TASK: From the listing below, extract each entry exactly as written, minus the images.

Figure collection entries
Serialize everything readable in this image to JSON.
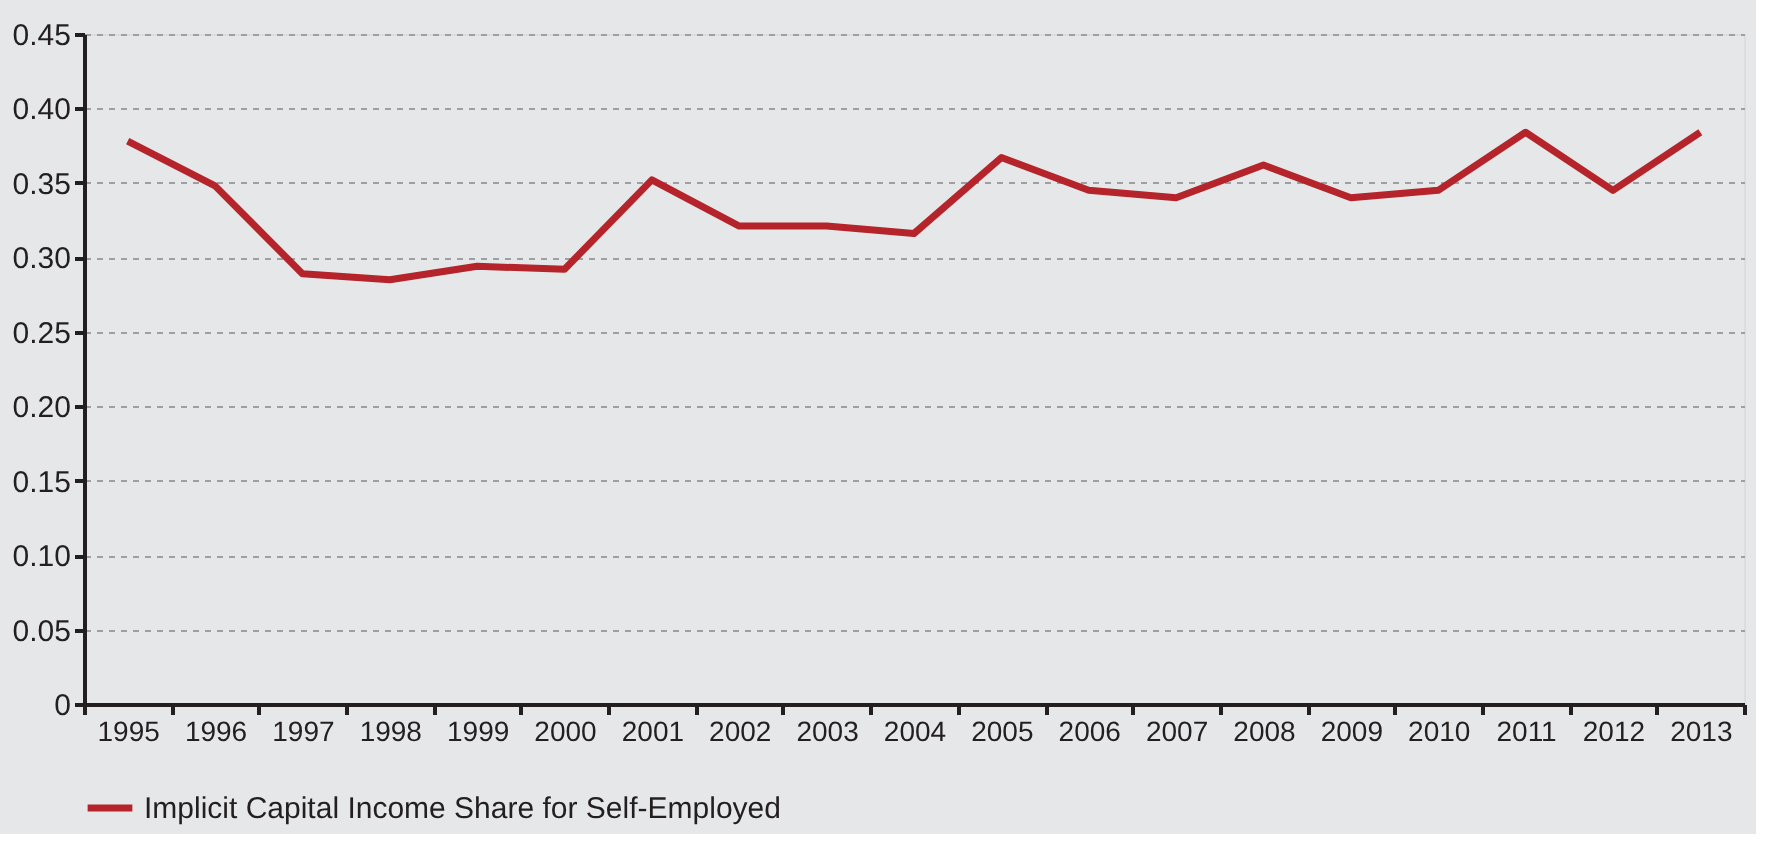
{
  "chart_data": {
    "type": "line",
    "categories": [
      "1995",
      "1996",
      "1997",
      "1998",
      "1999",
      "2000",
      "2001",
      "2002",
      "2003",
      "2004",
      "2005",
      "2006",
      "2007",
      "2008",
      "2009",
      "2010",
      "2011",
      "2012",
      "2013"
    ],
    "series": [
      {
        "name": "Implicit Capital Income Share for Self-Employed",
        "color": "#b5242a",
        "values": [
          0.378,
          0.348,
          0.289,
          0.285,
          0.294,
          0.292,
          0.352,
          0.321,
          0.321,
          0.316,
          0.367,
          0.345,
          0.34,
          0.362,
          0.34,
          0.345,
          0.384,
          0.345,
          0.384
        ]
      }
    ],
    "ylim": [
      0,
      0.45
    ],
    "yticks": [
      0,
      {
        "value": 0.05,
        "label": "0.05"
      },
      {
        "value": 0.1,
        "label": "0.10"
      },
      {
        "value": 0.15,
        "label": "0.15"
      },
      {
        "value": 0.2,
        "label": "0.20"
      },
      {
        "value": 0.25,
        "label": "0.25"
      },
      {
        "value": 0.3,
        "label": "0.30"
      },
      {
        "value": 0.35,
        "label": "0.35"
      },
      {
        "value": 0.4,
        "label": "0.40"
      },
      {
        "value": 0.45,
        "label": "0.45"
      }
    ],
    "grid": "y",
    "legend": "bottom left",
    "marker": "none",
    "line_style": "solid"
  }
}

RESULT FOR THIS TASK:
Serialize everything readable in this image to JSON.
{
  "chart_data": {
    "type": "line",
    "categories": [
      "1995",
      "1996",
      "1997",
      "1998",
      "1999",
      "2000",
      "2001",
      "2002",
      "2003",
      "2004",
      "2005",
      "2006",
      "2007",
      "2008",
      "2009",
      "2010",
      "2011",
      "2012",
      "2013"
    ],
    "series": [
      {
        "name": "Implicit Capital Income Share for Self-Employed",
        "color": "#b5242a",
        "values": [
          0.378,
          0.348,
          0.289,
          0.285,
          0.294,
          0.292,
          0.352,
          0.321,
          0.321,
          0.316,
          0.367,
          0.345,
          0.34,
          0.362,
          0.34,
          0.345,
          0.384,
          0.345,
          0.384
        ]
      }
    ],
    "ylim": [
      0,
      0.45
    ],
    "yticks": [
      0,
      {
        "value": 0.05,
        "label": "0.05"
      },
      {
        "value": 0.1,
        "label": "0.10"
      },
      {
        "value": 0.15,
        "label": "0.15"
      },
      {
        "value": 0.2,
        "label": "0.20"
      },
      {
        "value": 0.25,
        "label": "0.25"
      },
      {
        "value": 0.3,
        "label": "0.30"
      },
      {
        "value": 0.35,
        "label": "0.35"
      },
      {
        "value": 0.4,
        "label": "0.40"
      },
      {
        "value": 0.45,
        "label": "0.45"
      }
    ],
    "grid": "y",
    "legend": "bottom left",
    "marker": "none",
    "line_style": "solid"
  }
}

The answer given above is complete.